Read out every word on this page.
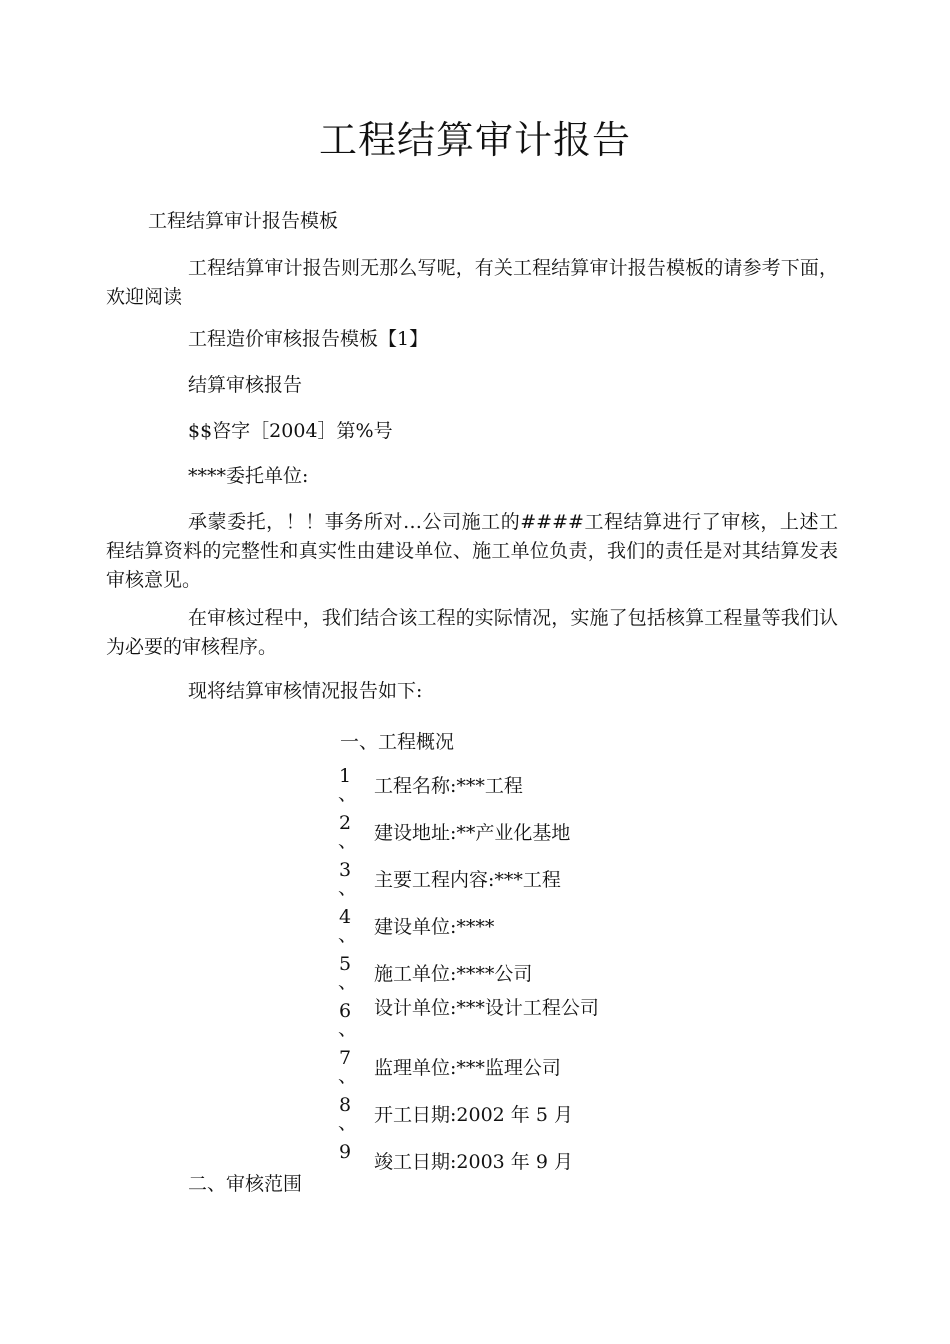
工程结算审计报告
工程结算审计报告模板
工程结算审计报告则无那么写呢，有关工程结算审计报告模板的请参考下面，欢迎阅读
工程造价审核报告模板【1】
结算审核报告
$$咨字［2004］第%号
****委托单位:
承蒙委托，！！事务所对…公司施工的####工程结算进行了审核，上述工程结算资料的完整性和真实性由建设单位、施工单位负责，我们的责任是对其结算发表审核意见。
在审核过程中，我们结合该工程的实际情况，实施了包括核算工程量等我们认为必要的审核程序。
现将结算审核情况报告如下:
一、工程概况
1
、 工程名称:***工程
2
、 建设地址:**产业化基地
3
、 主要工程内容:***工程
4
、 建设单位:****
5
、 施工单位:****公司
6
、
设计单位:***设计工程公司
7
、 监理单位:***监理公司
8
、 开工日期:2002 年 5 月
9 竣工日期:2003 年 9 月
二、审核范围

____________

Output all the records, word for word, with no pictures in the copy.

Read out every word on this page.
工程结算审计报告
工程结算审计报告模板
工程结算审计报告则无那么写呢，有关工程结算审计报告模板的请参考下面，欢迎阅读
工程造价审核报告模板【1】
结算审核报告
$$咨字［2004］第%号
****委托单位:
承蒙委托，！！事务所对…公司施工的####工程结算进行了审核，上述工程结算资料的完整性和真实性由建设单位、施工单位负责，我们的责任是对其结算发表审核意见。
在审核过程中，我们结合该工程的实际情况，实施了包括核算工程量等我们认为必要的审核程序。
现将结算审核情况报告如下:
一、工程概况
1
、 工程名称:***工程
2
、 建设地址:**产业化基地
3
、 主要工程内容:***工程
4
、 建设单位:****
5
、 施工单位:****公司
6
、
设计单位:***设计工程公司
7
、 监理单位:***监理公司
8
、 开工日期:2002 年 5 月
9 竣工日期:2003 年 9 月
二、审核范围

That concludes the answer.